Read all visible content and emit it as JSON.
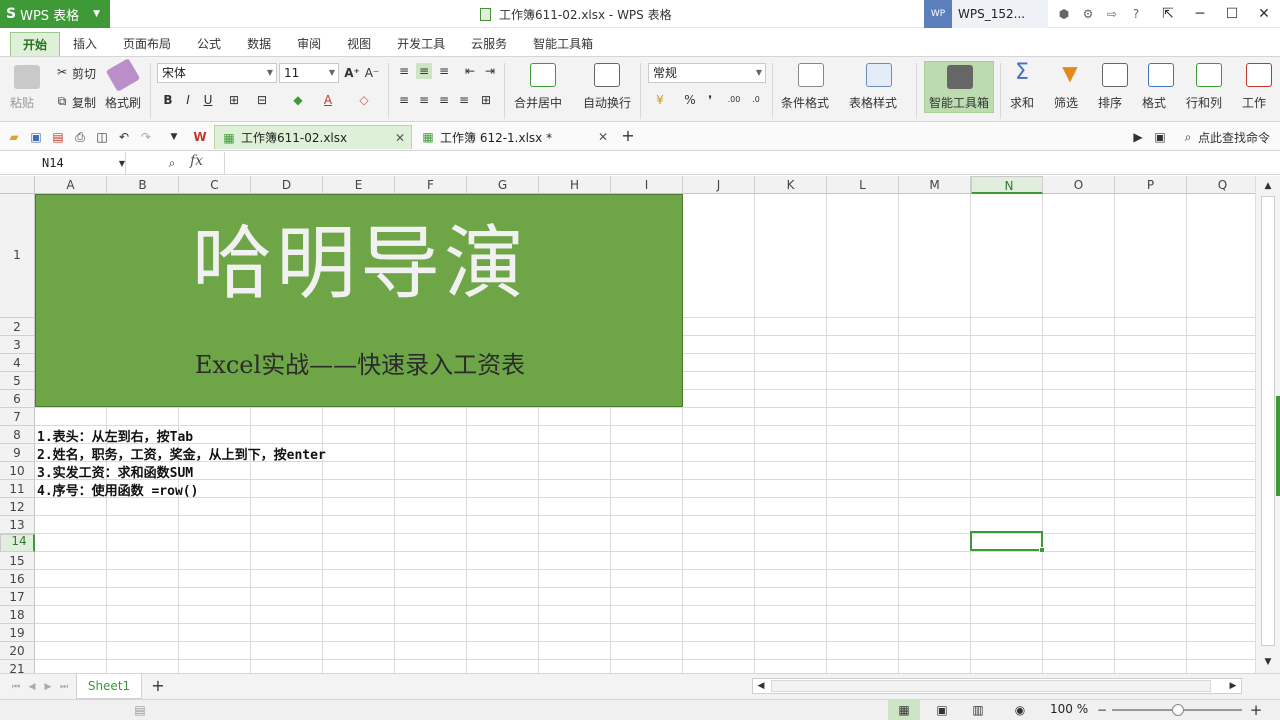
{
  "app": {
    "name": "WPS 表格",
    "logo": "S"
  },
  "window": {
    "title": "工作簿611-02.xlsx - WPS 表格",
    "user_avatar": "WP",
    "user_name": "WPS_152..."
  },
  "ribbon_tabs": [
    "开始",
    "插入",
    "页面布局",
    "公式",
    "数据",
    "审阅",
    "视图",
    "开发工具",
    "云服务",
    "智能工具箱"
  ],
  "ribbon": {
    "paste": "粘贴",
    "cut": "剪切",
    "copy": "复制",
    "format_painter": "格式刷",
    "font_name": "宋体",
    "font_size": "11",
    "merge_center": "合并居中",
    "wrap_text": "自动换行",
    "number_format": "常规",
    "percent": "%",
    "comma": "❜",
    "conditional_format": "条件格式",
    "table_style": "表格样式",
    "smart_toolbox": "智能工具箱",
    "sum": "求和",
    "filter": "筛选",
    "sort": "排序",
    "format": "格式",
    "row_col": "行和列",
    "worksheet": "工作"
  },
  "doc_tabs": [
    {
      "label": "工作簿611-02.xlsx",
      "active": true
    },
    {
      "label": "工作簿 612-1.xlsx *",
      "active": false
    }
  ],
  "search_cmd": "点此查找命令",
  "formula_bar": {
    "name_box": "N14",
    "fx": "fx",
    "content": ""
  },
  "sheet": {
    "columns": [
      "A",
      "B",
      "C",
      "D",
      "E",
      "F",
      "G",
      "H",
      "I",
      "J",
      "K",
      "L",
      "M",
      "N",
      "O",
      "P",
      "Q"
    ],
    "selected_column": "N",
    "selected_row": "14",
    "rows": [
      "1",
      "2",
      "3",
      "4",
      "5",
      "6",
      "7",
      "8",
      "9",
      "10",
      "11",
      "12",
      "13",
      "14",
      "15",
      "16",
      "17",
      "18",
      "19",
      "20",
      "21"
    ],
    "banner_title": "哈明导演",
    "banner_subtitle": "Excel实战——快速录入工资表",
    "notes": [
      "1.表头：从左到右，按Tab",
      "2.姓名，职务，工资，奖金，从上到下，按enter",
      "3.实发工资：求和函数SUM",
      "4.序号：使用函数 =row()"
    ],
    "banner_color": "#6ea647"
  },
  "sheet_tabs": [
    "Sheet1"
  ],
  "status": {
    "zoom": "100 %"
  },
  "colors": {
    "accent": "#3d9a36",
    "tab_active_bg": "#dff0d8"
  }
}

- [Prompt]: Display every line of the listing that contains the string "content".

- [Result of the exercise]:
Read all visible content and emit it as JSON.
    "content": ""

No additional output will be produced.